▶ _DATASET ROWS_

________

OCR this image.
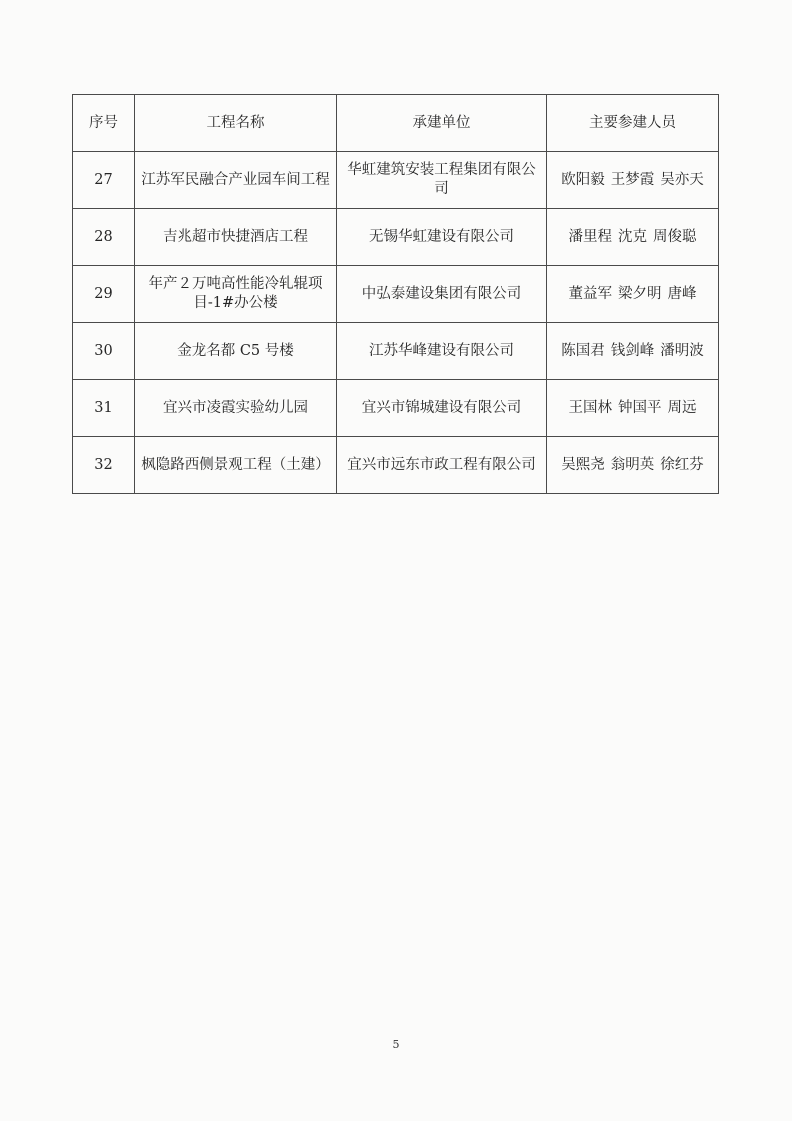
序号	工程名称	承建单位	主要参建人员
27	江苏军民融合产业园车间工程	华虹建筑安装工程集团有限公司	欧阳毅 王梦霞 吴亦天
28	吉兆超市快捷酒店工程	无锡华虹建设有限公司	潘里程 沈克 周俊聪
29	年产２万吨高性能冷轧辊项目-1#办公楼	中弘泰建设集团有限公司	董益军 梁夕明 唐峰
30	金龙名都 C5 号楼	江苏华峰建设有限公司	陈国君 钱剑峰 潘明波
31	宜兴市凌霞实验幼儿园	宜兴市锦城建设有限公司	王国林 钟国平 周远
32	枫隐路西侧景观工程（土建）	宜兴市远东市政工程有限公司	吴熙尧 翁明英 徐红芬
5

________

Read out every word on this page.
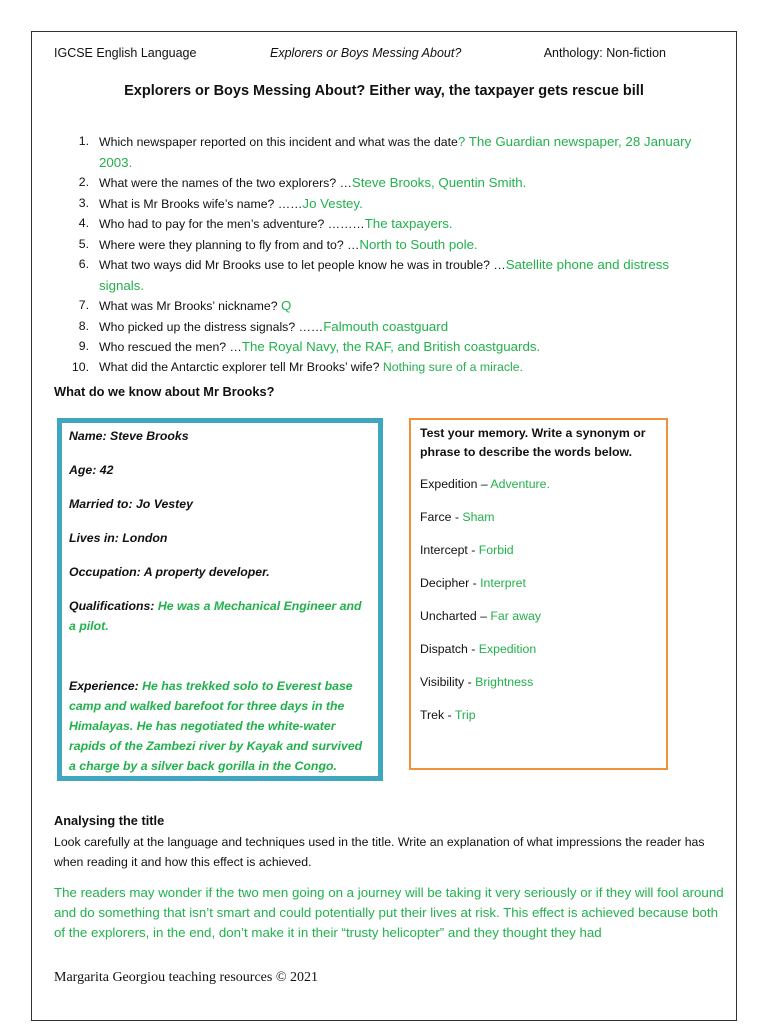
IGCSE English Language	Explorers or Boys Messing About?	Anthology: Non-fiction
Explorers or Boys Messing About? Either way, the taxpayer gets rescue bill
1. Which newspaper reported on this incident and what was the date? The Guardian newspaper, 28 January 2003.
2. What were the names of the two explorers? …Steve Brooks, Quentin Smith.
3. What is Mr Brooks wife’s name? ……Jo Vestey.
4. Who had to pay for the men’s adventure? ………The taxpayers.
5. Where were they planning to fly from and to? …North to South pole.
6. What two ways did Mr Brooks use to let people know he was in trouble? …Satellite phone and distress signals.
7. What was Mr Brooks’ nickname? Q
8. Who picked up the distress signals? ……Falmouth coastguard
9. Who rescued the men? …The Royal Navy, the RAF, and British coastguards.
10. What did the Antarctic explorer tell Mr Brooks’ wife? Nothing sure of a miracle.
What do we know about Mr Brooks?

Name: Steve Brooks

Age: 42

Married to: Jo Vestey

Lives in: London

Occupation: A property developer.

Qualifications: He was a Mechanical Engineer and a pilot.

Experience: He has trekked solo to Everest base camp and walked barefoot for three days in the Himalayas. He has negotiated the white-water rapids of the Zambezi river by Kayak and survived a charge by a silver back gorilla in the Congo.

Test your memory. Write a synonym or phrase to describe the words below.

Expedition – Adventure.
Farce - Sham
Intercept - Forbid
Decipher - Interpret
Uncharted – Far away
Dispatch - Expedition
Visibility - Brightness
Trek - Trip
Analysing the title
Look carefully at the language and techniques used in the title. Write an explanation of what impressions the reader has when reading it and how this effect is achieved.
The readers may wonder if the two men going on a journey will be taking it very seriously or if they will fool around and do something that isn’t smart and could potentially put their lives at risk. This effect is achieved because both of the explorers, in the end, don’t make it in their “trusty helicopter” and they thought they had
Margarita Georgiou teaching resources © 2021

________

▶ _BRIEF_
Show the lines of the material that contain the word "Steve".

▶ _RESULT_
2. What were the names of the two explorers? …Steve Brooks, Quentin Smith.
Name: Steve Brooks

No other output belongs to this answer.